Trecho fornecido
•••

16.4.09

Febre literária e outros subterfúgios poéticos



Da primeira vez foi a mesma coisa. Talvez até pior. Ou seria melhor dizer que foi mais grave. Não... nem pior, nem mais grave. Foi mais complexo, mais intenso, mais denso. Isso! Da primeira vez foi bem mais denso e intenso (e um pouco grave também) todo o processo de absorção. Justamente por saber como foi difícil digerir e superar tudo aquilo, eu deveria ter sido mais cauteloso desta vez, devia ter me armado. Mas fui ingênuo e, novamente, Dostoiévski pisa na minha alma.

A primeira vez foi com Os Irmãos Karamazovi. Em certos momentos do processo de leitura e de absorção das idéias eu cheguei a pensar que poderia estar entrando em um quadro de loucura. Juro. Dostoiévski deixa nua toda a humanidade no decorrer daquela trama, revelando as várias faces do sofrimento humano. E como dói.

Desta vez é com o Crime e Castigo. Rapá... a treta é sinistra! A leitura do livro está me levando a momentos reflexivos tensos. A catarse me provoca uma dor incomensurável, quase como da primeira vez que li Dostoiévski. Só que da outra vez... eu já disse isso, né?

•••

Enunciado
Cite o trecho sobre a leitura de Dostoiévski de "Febre literária e" até "E como dói.".

•••

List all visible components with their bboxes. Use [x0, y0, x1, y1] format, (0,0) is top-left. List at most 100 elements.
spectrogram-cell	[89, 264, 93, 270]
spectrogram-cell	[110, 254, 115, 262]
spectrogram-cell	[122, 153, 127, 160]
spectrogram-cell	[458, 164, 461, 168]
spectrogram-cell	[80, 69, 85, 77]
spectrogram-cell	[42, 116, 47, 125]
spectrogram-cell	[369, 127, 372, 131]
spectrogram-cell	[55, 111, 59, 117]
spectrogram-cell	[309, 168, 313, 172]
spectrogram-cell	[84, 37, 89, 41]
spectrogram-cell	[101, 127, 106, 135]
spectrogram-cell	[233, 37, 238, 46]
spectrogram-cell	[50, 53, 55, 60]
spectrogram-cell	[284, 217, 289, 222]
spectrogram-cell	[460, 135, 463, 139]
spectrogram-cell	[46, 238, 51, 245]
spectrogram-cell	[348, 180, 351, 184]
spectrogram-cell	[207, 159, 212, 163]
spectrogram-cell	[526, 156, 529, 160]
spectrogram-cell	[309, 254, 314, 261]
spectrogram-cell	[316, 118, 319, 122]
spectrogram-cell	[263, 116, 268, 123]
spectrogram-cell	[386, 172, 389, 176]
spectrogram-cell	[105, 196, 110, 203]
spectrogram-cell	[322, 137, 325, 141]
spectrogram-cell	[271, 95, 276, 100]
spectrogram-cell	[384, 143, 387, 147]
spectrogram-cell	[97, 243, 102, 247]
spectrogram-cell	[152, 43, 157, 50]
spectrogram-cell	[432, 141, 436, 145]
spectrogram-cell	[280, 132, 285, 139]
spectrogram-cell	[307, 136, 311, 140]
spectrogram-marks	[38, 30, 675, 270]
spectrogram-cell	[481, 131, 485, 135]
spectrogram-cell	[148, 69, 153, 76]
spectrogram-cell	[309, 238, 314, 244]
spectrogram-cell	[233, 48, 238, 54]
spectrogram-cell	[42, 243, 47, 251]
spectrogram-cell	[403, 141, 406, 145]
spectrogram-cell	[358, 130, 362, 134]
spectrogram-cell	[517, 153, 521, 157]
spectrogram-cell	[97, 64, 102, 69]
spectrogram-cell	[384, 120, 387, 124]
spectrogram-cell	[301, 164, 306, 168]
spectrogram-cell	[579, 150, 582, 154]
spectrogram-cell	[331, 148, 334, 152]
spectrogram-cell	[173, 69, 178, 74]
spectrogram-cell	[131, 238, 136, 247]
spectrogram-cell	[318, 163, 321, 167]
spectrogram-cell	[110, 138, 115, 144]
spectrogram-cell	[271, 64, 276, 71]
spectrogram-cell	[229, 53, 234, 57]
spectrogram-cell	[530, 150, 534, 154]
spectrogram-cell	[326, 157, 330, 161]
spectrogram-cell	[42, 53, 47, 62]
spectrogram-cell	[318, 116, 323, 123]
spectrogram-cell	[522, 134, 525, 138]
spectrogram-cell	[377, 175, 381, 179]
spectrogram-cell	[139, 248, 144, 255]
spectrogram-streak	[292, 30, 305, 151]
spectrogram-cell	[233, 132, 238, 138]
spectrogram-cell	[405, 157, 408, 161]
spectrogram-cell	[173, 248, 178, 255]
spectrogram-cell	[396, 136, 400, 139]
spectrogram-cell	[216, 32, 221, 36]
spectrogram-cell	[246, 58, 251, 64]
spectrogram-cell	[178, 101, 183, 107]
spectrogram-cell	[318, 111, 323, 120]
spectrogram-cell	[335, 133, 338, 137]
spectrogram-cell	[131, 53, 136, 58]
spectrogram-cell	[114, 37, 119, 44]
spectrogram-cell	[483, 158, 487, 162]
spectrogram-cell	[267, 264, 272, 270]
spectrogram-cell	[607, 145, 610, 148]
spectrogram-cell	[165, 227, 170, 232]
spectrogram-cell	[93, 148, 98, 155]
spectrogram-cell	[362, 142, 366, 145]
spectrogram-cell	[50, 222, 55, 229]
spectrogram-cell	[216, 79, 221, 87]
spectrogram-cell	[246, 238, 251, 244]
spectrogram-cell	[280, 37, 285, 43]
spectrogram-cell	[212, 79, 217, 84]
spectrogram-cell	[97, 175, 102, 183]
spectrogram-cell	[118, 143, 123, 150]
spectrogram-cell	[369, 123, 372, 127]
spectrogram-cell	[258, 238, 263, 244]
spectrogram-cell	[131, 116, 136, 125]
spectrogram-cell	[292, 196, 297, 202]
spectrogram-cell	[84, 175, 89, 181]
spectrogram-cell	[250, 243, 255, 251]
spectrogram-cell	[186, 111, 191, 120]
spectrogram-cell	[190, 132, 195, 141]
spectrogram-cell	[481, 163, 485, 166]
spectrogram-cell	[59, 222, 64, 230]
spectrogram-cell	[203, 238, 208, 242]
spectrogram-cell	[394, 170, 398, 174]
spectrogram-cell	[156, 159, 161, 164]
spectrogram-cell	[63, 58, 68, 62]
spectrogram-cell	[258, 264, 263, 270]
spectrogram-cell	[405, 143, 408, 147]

•••

Área de resposta
Febre literária e outros subterfúgios poéticos



Da primeira vez foi a mesma coisa. Talvez até pior. Ou seria melhor dizer que foi mais grave. Não... nem pior, nem mais grave. Foi mais complexo, mais intenso, mais denso. Isso! Da primeira vez foi bem mais denso e intenso (e um pouco grave também) todo o processo de absorção. Justamente por saber como foi difícil digerir e superar tudo aquilo, eu deveria ter sido mais cauteloso desta vez, devia ter me armado. Mas fui ingênuo e, novamente, Dostoiévski pisa na minha alma.

A primeira vez foi com Os Irmãos Karamazovi. Em certos momentos do processo de leitura e de absorção das idéias eu cheguei a pensar que poderia estar entrando em um quadro de loucura. Juro. Dostoiévski deixa nua toda a humanidade no decorrer daquela trama, revelando as várias faces do sofrimento humano. E como dói.